**Trecho:**
╔══

Deputados da Câmara articulam uma reação após o Senado devolver, sem explicações claras, o projeto Antifacção sem a emenda que extinguia o direito de voto de presos provisórios e proibia campanhas eleitorais dentro de presídios. A medida, de autoria do deputado Marcel van Hattem, havia sido aprovada por ampla maioria na Câmara, apesar da oposição do PT, mas foi simplesmente suprimida na tramitação pelo Senado.
Com a retirada da emenda, o texto retornou à Câmara descaracterizado. Parlamentares alinhados à pauta conservadora defendem a reintrodução do dispositivo e uma nova votação, obrigando cada deputado a se posicionar novamente de forma explícita. A estratégia busca expor quem opta por manter urnas dentro de cadeias e quem defende a exclusão desse eleitorado do processo eleitoral.

╚══

(Itens de uma fonte de dados)
╔══

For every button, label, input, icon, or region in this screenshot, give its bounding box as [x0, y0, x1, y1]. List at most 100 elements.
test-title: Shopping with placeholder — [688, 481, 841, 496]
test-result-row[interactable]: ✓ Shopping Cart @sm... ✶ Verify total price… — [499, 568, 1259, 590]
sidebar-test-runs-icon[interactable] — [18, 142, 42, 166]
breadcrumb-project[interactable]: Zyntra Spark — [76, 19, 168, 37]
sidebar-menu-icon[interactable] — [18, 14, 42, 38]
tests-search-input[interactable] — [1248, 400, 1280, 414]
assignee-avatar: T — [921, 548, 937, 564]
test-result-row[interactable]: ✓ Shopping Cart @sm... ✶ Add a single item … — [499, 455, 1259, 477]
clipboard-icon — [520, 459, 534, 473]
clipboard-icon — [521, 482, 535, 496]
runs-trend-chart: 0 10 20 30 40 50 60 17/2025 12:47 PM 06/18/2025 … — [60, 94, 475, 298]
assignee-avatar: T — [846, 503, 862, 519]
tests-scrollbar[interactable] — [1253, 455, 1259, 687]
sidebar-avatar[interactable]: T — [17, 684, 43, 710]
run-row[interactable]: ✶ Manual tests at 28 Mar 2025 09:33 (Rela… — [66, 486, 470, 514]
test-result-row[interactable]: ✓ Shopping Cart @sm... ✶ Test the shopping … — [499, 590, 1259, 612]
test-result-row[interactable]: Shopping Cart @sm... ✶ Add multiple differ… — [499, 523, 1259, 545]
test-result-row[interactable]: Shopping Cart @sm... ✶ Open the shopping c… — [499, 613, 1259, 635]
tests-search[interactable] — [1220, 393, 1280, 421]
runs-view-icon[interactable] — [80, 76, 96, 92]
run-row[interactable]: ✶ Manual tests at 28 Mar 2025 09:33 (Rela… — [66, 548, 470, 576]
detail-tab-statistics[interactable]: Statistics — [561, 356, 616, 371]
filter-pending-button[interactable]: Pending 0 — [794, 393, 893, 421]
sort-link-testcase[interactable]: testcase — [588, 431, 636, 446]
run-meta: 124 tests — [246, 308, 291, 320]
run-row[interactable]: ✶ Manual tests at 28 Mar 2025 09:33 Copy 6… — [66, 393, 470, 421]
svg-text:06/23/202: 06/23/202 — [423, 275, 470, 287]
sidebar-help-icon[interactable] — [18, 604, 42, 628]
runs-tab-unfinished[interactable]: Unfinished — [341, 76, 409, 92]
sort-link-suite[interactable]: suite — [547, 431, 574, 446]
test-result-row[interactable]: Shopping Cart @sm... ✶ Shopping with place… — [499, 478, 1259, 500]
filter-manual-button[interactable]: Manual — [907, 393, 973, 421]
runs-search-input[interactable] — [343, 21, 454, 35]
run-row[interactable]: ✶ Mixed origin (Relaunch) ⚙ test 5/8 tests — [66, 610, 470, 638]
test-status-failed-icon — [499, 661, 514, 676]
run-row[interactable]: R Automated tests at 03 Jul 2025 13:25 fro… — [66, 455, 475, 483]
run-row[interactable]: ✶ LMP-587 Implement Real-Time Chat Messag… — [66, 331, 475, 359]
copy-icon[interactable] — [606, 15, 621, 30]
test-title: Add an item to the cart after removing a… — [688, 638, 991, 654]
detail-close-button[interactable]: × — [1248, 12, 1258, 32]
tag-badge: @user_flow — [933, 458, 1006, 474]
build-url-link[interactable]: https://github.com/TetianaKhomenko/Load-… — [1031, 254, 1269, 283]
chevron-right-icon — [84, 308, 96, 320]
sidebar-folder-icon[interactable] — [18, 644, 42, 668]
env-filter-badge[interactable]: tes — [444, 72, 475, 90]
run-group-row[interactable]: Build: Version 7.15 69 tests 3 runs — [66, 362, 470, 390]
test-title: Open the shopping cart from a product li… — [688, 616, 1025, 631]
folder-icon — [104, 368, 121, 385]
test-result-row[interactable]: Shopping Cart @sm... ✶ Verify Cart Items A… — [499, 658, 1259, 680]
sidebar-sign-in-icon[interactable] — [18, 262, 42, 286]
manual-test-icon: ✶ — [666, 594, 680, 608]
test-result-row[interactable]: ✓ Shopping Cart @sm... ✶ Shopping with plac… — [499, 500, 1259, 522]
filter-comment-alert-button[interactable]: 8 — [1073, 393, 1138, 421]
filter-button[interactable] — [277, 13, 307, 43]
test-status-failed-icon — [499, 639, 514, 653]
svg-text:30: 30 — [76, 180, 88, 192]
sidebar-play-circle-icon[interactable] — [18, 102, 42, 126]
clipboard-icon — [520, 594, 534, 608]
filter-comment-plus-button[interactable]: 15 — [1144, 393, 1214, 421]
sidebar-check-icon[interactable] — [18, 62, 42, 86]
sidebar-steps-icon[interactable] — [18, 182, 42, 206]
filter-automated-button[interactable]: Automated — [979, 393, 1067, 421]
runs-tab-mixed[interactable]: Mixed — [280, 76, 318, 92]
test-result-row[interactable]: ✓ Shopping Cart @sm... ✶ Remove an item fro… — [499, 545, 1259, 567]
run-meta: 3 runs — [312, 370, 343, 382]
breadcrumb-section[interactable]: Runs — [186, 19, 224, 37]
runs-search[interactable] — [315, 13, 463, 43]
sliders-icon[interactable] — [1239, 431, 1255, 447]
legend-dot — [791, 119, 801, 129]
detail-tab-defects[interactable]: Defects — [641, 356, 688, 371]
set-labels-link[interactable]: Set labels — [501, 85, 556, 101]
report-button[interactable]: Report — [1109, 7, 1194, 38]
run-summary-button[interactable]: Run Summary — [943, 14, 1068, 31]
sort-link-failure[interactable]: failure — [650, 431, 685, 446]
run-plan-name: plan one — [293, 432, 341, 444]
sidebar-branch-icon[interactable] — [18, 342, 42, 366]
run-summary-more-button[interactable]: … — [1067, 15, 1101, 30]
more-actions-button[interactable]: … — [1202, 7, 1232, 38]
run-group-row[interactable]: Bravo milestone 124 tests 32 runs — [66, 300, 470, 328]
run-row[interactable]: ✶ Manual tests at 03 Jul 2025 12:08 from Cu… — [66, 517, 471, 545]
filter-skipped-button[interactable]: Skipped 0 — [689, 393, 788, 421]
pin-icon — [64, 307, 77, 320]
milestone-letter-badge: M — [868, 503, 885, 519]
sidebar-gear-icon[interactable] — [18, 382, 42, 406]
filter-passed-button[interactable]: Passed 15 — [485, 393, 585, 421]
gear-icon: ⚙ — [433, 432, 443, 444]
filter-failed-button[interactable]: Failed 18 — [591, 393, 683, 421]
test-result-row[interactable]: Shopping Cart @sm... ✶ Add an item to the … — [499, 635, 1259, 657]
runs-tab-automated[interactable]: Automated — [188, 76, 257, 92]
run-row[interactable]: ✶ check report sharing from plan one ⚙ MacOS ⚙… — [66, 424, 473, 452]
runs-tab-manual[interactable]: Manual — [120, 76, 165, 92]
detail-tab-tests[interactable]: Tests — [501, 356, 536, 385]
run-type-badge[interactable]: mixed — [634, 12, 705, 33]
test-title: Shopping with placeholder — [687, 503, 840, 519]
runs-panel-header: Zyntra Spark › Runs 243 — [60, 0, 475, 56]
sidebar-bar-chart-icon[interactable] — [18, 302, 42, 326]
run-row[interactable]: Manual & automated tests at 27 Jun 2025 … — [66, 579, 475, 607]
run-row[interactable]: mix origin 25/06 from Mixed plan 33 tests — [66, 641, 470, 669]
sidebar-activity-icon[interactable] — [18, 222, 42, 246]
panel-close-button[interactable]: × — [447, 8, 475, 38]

╚══

**Tarefas a realizar:**
1. No texto sobre o projeto Antifacção, substitua "Senado" por "Senado Federal" no trecho que vai de "Deputados da Câmara" até "tramitação pelo Senado." e transcreva esse trecho com a troca feita.
2. Segundo o texto sobre o projeto Antifacção, qual deputado é o autor da emenda retirada pelo Senado?
3. Dê continuidade ao texto sobre o projeto Antifacção a partir da última frase.

**Respostas das tarefas:**
1.
Deputados da Câmara articulam uma reação após o Senado Federal devolver, sem explicações claras, o projeto Antifacção sem a emenda que extinguia o direito de voto de presos provisórios e proibia campanhas eleitorais dentro de presídios. A medida, de autoria do deputado Marcel van Hattem, havia sido aprovada por ampla maioria na Câmara, apesar da oposição do PT, mas foi simplesmente suprimida na tramitação pelo Senado Federal.

2. O deputado Marcel van Hattem.

3.
O ponto central do embate é o voto de cerca de 250 mil presos provisórios no país. Em disputas apertadas, esse contingente pode influenciar resultados. Críticos afirmam que presídios acabam funcionando como ambientes de direcionamento eleitoral, sob influência de facções criminosas, enquanto o Estado garante estrutura de votação a quem está privado de liberdade por suspeita de crime. A discussão, agora, volta às mãos da Câmara e ao julgamento do eleitor.